%%

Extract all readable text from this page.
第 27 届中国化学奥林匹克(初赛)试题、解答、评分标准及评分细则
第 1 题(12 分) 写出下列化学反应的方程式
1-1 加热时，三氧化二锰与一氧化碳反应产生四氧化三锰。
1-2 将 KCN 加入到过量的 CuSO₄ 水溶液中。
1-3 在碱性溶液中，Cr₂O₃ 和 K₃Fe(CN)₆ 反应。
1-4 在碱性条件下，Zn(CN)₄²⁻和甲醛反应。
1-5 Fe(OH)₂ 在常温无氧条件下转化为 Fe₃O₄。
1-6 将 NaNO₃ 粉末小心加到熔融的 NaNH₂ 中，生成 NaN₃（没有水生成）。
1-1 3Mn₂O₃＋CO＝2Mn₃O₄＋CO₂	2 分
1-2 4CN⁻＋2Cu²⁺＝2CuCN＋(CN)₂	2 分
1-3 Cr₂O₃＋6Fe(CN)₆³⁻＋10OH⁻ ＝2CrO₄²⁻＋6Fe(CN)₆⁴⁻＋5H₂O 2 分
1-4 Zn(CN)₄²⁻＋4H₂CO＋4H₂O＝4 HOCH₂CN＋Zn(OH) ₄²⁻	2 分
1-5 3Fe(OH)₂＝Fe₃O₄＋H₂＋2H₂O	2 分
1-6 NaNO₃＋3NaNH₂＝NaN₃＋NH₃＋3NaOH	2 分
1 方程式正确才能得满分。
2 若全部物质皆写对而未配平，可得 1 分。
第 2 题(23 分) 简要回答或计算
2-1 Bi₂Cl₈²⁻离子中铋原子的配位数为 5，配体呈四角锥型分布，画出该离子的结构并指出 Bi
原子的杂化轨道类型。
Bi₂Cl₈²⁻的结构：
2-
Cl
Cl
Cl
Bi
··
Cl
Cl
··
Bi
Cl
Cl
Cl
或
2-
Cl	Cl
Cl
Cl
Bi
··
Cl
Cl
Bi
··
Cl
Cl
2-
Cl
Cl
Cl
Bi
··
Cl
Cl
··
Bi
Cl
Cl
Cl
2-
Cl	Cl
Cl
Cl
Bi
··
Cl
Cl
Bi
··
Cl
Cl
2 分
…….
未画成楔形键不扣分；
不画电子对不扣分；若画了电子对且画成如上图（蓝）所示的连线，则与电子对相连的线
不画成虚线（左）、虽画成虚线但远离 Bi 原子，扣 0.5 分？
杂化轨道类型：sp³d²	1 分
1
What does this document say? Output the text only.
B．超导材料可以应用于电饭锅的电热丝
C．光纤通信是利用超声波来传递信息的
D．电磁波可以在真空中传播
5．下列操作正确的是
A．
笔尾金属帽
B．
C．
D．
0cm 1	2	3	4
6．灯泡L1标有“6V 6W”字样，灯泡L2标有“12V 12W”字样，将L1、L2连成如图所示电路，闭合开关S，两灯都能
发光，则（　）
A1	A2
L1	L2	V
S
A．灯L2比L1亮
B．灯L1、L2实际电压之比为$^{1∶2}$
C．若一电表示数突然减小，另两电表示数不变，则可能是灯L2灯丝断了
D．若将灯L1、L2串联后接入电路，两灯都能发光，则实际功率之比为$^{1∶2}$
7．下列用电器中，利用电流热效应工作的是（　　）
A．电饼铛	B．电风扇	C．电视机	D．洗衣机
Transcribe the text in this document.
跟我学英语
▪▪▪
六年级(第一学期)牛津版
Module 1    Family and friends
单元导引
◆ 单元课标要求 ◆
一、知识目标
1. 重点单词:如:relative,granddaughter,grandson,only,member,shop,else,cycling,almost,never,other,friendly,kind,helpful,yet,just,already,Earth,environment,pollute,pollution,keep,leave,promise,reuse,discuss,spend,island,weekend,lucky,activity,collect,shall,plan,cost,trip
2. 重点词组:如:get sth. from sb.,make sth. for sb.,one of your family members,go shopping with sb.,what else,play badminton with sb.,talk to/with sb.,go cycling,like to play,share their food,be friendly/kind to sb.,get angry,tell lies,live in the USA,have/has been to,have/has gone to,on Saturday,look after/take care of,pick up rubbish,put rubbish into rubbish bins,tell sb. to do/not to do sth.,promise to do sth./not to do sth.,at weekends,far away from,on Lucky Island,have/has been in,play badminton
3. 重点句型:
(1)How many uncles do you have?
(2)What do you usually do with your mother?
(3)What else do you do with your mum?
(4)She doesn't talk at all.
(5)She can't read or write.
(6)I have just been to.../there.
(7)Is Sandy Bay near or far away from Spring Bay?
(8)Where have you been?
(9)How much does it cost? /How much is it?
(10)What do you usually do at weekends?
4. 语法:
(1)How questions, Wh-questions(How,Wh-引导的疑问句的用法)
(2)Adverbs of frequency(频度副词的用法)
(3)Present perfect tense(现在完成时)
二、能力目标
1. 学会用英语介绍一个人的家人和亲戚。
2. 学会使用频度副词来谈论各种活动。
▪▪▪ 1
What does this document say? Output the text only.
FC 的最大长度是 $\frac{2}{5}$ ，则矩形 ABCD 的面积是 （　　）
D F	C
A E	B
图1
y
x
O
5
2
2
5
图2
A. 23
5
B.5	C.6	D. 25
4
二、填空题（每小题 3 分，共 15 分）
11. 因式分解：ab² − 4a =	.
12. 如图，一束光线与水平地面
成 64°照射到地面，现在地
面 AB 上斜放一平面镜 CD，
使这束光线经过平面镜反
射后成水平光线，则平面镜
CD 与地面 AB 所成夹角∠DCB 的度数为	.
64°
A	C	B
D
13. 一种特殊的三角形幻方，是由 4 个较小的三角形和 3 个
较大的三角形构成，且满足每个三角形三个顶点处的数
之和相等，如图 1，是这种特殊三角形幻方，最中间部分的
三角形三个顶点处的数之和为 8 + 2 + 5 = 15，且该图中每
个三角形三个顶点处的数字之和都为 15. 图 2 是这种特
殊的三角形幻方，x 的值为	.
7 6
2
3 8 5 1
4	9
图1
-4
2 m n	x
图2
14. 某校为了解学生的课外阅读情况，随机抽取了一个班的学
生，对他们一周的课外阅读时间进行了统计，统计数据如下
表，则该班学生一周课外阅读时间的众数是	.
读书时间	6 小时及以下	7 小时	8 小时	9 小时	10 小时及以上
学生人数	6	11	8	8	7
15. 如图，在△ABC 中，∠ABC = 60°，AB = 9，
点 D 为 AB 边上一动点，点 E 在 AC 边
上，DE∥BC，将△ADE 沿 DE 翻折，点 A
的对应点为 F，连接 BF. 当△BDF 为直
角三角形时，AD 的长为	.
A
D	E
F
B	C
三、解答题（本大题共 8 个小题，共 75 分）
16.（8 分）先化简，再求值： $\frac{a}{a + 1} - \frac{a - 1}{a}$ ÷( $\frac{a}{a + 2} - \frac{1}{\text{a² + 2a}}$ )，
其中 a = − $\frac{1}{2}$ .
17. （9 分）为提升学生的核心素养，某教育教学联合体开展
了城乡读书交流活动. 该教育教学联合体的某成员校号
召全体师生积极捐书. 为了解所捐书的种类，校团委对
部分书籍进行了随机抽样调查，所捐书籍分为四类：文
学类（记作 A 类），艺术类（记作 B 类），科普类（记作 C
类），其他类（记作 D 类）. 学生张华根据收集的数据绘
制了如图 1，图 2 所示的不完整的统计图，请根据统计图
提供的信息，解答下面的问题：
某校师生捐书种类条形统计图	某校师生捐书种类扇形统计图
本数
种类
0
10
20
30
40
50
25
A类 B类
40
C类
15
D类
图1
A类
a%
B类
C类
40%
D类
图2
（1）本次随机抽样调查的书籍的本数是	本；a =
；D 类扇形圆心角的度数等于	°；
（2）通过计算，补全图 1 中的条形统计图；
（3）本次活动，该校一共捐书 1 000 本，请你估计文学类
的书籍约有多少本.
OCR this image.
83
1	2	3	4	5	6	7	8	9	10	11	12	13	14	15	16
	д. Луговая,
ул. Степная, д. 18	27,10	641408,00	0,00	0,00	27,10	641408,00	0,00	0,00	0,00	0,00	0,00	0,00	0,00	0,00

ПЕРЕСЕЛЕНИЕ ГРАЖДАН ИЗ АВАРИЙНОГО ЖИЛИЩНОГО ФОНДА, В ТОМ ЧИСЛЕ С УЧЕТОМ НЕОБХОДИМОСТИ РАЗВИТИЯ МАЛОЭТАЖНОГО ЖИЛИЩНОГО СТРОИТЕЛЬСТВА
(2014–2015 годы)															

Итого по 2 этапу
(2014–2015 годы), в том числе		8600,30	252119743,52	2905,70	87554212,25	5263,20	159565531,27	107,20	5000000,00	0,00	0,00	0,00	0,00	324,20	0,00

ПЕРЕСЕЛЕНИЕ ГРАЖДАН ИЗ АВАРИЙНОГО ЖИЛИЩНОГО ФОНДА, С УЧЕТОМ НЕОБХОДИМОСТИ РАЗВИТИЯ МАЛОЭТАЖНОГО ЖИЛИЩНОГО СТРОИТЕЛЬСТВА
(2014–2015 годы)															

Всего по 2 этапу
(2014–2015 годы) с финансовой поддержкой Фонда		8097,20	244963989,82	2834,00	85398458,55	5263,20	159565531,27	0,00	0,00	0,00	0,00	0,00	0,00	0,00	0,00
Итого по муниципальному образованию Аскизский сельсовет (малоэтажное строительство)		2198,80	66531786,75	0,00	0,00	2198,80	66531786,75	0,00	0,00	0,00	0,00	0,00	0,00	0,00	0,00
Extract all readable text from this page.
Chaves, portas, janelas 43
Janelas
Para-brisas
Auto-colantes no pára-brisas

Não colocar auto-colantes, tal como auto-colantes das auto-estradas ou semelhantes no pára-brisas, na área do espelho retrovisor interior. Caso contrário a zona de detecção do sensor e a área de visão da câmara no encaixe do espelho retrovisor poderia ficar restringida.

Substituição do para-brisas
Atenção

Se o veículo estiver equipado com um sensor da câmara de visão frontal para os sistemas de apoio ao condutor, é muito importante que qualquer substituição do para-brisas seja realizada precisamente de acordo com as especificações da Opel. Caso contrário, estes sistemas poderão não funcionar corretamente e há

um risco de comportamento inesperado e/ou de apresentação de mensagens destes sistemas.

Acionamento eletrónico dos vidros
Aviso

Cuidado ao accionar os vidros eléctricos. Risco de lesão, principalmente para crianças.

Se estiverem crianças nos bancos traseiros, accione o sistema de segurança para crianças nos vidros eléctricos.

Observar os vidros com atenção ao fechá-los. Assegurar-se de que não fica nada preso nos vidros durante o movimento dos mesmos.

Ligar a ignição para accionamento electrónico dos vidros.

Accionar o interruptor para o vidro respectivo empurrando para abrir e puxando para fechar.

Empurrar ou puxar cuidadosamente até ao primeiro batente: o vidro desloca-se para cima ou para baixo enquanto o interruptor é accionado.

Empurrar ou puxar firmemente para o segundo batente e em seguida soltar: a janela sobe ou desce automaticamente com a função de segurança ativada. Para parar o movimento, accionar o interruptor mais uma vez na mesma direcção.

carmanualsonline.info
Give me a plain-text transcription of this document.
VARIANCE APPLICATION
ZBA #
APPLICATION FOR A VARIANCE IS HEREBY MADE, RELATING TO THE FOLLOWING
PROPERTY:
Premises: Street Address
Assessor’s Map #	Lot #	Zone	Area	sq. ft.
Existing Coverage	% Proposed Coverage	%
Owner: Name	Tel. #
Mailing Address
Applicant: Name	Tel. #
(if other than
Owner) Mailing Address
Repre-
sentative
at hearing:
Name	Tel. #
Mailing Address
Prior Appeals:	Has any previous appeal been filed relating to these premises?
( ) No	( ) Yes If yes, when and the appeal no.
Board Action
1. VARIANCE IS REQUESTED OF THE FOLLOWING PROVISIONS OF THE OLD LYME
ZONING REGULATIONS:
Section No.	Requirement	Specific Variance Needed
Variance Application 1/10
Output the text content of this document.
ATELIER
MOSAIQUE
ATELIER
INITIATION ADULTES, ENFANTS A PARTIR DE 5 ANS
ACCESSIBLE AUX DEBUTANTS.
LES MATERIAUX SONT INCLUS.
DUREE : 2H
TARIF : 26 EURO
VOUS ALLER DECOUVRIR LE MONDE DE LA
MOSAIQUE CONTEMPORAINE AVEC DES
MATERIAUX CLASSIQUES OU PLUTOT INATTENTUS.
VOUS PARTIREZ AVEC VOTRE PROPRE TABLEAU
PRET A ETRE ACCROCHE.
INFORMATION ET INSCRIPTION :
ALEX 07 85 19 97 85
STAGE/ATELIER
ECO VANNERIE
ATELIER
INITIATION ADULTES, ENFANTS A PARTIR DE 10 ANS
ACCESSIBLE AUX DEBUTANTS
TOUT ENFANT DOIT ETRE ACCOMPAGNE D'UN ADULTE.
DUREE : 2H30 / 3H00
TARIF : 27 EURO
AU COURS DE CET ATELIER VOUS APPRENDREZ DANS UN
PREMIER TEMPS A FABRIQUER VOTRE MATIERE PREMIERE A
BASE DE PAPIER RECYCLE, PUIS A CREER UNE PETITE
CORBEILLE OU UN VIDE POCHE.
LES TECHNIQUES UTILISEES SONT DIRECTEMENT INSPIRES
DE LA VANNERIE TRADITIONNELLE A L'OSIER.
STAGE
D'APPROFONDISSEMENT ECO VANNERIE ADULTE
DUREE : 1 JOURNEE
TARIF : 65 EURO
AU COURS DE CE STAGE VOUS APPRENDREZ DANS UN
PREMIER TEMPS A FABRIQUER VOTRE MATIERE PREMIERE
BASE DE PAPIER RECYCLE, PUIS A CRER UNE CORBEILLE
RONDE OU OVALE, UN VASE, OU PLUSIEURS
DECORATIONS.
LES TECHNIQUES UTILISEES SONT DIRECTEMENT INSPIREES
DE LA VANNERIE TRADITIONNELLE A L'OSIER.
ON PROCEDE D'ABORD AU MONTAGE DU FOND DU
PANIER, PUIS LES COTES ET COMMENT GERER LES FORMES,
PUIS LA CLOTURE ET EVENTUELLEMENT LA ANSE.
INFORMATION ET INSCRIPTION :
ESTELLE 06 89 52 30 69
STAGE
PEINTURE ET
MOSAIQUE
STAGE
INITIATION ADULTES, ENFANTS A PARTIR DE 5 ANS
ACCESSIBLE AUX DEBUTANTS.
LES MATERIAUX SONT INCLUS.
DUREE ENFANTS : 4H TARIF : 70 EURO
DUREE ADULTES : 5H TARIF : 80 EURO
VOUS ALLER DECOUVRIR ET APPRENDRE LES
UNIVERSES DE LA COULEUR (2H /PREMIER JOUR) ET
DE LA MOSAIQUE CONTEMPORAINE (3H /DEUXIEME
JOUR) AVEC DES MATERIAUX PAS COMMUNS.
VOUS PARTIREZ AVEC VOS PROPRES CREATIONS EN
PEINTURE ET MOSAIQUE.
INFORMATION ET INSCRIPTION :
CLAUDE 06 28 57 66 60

%%

▶ **TASK STATEMENT**
Each line of the data that includes the word "just" counts once; report the total and nothing more.

▶ **SOLUTION BELOW**
2